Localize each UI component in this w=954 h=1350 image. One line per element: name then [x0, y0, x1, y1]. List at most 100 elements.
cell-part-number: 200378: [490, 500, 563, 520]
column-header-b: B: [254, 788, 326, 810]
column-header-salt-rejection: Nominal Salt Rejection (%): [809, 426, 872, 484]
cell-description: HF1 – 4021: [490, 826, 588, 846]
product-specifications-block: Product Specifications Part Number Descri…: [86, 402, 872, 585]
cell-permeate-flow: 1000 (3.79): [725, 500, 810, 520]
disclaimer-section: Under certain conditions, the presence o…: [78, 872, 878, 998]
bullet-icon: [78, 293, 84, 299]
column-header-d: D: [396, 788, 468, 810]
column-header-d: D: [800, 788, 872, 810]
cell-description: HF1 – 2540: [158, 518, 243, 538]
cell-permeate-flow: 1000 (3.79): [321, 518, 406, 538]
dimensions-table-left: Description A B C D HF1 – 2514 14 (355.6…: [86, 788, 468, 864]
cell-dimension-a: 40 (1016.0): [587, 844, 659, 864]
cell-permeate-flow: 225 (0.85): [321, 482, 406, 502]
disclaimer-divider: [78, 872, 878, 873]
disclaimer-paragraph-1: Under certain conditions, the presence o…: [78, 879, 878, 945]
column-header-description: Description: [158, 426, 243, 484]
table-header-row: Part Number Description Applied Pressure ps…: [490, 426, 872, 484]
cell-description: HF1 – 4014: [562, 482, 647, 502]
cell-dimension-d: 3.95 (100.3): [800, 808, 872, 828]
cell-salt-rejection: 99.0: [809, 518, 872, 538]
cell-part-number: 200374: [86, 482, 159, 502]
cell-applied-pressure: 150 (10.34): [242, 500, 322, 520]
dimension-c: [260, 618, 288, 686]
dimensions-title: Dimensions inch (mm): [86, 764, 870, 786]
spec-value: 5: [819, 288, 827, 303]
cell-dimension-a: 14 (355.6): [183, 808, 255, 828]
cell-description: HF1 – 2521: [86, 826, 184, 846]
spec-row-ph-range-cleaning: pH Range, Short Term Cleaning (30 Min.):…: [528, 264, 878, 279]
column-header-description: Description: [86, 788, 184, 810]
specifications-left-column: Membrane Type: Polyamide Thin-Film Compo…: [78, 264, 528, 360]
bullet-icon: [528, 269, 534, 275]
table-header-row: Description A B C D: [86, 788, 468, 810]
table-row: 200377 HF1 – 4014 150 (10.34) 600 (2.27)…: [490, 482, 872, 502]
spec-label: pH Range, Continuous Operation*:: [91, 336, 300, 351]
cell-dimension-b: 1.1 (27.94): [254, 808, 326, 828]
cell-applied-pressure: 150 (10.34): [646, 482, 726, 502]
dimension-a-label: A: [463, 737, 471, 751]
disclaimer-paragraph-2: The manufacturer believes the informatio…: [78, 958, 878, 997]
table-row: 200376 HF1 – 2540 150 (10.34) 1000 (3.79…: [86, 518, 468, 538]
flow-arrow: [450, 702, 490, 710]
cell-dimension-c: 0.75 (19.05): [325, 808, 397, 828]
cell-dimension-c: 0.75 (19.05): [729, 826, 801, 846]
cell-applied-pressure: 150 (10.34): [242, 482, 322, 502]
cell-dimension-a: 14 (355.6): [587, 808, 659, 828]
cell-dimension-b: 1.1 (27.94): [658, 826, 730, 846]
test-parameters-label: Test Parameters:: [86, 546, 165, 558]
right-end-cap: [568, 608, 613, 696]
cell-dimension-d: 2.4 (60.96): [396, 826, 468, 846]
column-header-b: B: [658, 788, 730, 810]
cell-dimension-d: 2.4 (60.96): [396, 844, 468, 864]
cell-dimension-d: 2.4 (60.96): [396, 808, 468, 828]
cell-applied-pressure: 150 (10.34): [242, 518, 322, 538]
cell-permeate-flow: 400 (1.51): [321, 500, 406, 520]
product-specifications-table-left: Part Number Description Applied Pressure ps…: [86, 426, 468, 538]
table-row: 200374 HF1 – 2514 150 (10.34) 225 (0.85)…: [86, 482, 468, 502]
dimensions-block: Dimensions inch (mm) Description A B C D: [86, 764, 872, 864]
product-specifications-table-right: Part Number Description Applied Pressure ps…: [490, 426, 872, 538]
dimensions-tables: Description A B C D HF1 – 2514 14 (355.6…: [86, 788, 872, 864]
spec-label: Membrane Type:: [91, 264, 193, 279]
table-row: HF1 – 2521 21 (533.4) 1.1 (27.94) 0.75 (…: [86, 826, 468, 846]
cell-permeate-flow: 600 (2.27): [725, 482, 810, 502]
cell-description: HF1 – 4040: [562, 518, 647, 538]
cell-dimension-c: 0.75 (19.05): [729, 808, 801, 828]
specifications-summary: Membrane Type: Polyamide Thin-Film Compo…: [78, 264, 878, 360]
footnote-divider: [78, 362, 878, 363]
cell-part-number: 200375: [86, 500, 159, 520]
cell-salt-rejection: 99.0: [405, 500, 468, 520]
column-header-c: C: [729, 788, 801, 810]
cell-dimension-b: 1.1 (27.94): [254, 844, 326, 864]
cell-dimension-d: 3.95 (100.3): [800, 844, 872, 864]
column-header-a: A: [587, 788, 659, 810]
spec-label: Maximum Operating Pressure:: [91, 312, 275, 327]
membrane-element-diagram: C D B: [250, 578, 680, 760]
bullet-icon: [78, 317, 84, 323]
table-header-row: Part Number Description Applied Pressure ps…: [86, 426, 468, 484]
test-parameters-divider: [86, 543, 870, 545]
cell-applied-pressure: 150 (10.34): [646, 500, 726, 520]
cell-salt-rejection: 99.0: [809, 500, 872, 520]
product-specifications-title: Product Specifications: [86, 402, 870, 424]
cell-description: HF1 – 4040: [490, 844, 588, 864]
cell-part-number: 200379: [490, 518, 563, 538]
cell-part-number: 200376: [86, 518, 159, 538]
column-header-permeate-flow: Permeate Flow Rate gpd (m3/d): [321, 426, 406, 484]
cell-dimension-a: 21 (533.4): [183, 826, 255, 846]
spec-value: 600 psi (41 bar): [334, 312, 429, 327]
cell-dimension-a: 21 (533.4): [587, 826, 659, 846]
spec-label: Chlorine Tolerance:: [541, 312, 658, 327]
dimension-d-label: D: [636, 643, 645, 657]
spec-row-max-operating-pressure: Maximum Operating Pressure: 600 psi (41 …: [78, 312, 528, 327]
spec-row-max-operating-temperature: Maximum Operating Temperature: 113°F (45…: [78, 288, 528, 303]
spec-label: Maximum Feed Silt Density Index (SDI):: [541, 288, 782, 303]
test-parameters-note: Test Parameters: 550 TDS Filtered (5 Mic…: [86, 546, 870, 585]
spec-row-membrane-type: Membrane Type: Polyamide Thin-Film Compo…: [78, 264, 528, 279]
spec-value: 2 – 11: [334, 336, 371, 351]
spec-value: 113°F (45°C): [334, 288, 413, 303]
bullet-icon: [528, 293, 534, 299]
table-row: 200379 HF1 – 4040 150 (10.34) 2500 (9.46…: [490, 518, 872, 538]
__________________________________________________
▸ EXERCISE AIM
Write out the rows from the first one through the line containing "column-header-salt-rejection: Nominal Salt", keeping every character unchanged.

▸ EXERCISE ANSWER
Localize each UI component in this w=954 h=1350 image. One line per element: name then [x0, y0, x1, y1]. List at most 100 elements.
cell-part-number: 200378: [490, 500, 563, 520]
column-header-b: B: [254, 788, 326, 810]
column-header-salt-rejection: Nominal Salt Rejection (%): [809, 426, 872, 484]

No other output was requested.